>>>

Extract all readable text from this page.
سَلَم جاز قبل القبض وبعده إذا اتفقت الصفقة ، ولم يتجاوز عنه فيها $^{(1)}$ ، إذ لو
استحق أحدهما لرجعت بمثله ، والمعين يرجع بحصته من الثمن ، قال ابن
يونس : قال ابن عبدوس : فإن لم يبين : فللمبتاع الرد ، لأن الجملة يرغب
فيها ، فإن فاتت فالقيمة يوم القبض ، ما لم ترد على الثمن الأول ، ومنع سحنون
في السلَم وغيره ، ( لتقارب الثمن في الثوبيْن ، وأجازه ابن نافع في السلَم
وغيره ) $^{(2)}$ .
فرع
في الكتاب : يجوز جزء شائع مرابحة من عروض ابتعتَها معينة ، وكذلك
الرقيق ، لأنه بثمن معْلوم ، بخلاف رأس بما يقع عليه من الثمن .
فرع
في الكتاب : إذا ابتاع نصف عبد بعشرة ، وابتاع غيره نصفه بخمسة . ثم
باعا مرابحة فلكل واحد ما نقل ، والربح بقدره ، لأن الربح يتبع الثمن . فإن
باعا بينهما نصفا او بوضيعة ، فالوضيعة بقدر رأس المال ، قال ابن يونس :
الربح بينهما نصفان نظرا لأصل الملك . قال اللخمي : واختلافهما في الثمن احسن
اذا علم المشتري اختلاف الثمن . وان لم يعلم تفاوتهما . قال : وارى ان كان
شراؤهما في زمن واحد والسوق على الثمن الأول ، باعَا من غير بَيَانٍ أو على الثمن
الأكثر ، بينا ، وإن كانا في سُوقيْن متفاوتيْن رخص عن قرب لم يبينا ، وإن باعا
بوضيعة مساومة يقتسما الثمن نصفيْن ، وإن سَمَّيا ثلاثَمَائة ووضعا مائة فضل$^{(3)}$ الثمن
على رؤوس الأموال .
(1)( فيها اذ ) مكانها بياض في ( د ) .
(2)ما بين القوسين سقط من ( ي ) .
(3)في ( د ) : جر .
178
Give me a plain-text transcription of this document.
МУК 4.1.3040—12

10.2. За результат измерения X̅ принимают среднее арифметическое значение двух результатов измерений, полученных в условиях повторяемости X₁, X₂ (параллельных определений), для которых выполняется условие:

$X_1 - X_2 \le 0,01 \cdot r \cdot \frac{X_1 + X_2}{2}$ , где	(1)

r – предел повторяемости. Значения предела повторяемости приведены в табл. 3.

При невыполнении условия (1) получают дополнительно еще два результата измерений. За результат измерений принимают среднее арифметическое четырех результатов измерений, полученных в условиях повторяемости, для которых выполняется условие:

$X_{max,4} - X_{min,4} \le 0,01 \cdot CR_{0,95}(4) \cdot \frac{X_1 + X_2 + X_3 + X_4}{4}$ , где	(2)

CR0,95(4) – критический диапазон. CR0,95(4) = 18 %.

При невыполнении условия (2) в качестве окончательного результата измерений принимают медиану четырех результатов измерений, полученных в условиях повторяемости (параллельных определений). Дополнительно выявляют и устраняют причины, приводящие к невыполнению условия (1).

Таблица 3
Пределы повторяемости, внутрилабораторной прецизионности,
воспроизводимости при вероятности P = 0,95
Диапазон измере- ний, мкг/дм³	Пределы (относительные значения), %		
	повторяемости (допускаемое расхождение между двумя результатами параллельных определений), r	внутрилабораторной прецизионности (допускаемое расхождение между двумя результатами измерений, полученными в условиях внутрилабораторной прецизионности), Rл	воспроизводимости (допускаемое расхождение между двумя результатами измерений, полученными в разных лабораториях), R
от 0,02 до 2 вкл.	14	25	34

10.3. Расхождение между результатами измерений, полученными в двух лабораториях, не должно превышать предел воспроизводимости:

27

<<<

Prompt: Each record should come back exactly as written.

Result of this exercise:
Extract all readable text from this page.
سَلَم جاز قبل القبض وبعده إذا اتفقت الصفقة ، ولم يتجاوز عنه فيها $^{(1)}$ ، إذ لو
استحق أحدهما لرجعت بمثله ، والمعين يرجع بحصته من الثمن ، قال ابن
يونس : قال ابن عبدوس : فإن لم يبين : فللمبتاع الرد ، لأن الجملة يرغب
فيها ، فإن فاتت فالقيمة يوم القبض ، ما لم ترد على الثمن الأول ، ومنع سحنون
في السلَم وغيره ، ( لتقارب الثمن في الثوبيْن ، وأجازه ابن نافع في السلَم
وغيره ) $^{(2)}$ .
فرع
في الكتاب : يجوز جزء شائع مرابحة من عروض ابتعتَها معينة ، وكذلك
الرقيق ، لأنه بثمن معْلوم ، بخلاف رأس بما يقع عليه من الثمن .
فرع
في الكتاب : إذا ابتاع نصف عبد بعشرة ، وابتاع غيره نصفه بخمسة . ثم
باعا مرابحة فلكل واحد ما نقل ، والربح بقدره ، لأن الربح يتبع الثمن . فإن
باعا بينهما نصفا او بوضيعة ، فالوضيعة بقدر رأس المال ، قال ابن يونس :
الربح بينهما نصفان نظرا لأصل الملك . قال اللخمي : واختلافهما في الثمن احسن
اذا علم المشتري اختلاف الثمن . وان لم يعلم تفاوتهما . قال : وارى ان كان
شراؤهما في زمن واحد والسوق على الثمن الأول ، باعَا من غير بَيَانٍ أو على الثمن
الأكثر ، بينا ، وإن كانا في سُوقيْن متفاوتيْن رخص عن قرب لم يبينا ، وإن باعا
بوضيعة مساومة يقتسما الثمن نصفيْن ، وإن سَمَّيا ثلاثَمَائة ووضعا مائة فضل$^{(3)}$ الثمن
على رؤوس الأموال .
(1)( فيها اذ ) مكانها بياض في ( د ) .
(2)ما بين القوسين سقط من ( ي ) .
(3)في ( د ) : جر .
178
Give me a plain-text transcription of this document.
МУК 4.1.3040—12

10.2. За результат измерения X̅ принимают среднее арифметическое значение двух результатов измерений, полученных в условиях повторяемости X₁, X₂ (параллельных определений), для которых выполняется условие:

$X_1 - X_2 \le 0,01 \cdot r \cdot \frac{X_1 + X_2}{2}$ , где	(1)

r – предел повторяемости. Значения предела повторяемости приведены в табл. 3.

При невыполнении условия (1) получают дополнительно еще два результата измерений. За результат измерений принимают среднее арифметическое четырех результатов измерений, полученных в условиях повторяемости, для которых выполняется условие:

$X_{max,4} - X_{min,4} \le 0,01 \cdot CR_{0,95}(4) \cdot \frac{X_1 + X_2 + X_3 + X_4}{4}$ , где	(2)

CR0,95(4) – критический диапазон. CR0,95(4) = 18 %.

При невыполнении условия (2) в качестве окончательного результата измерений принимают медиану четырех результатов измерений, полученных в условиях повторяемости (параллельных определений). Дополнительно выявляют и устраняют причины, приводящие к невыполнению условия (1).

Таблица 3
Пределы повторяемости, внутрилабораторной прецизионности,
воспроизводимости при вероятности P = 0,95
Диапазон измере- ний, мкг/дм³	Пределы (относительные значения), %		
	повторяемости (допускаемое расхождение между двумя результатами параллельных определений), r	внутрилабораторной прецизионности (допускаемое расхождение между двумя результатами измерений, полученными в условиях внутрилабораторной прецизионности), Rл	воспроизводимости (допускаемое расхождение между двумя результатами измерений, полученными в разных лабораториях), R
от 0,02 до 2 вкл.	14	25	34

10.3. Расхождение между результатами измерений, полученными в двух лабораториях, не должно превышать предел воспроизводимости:

27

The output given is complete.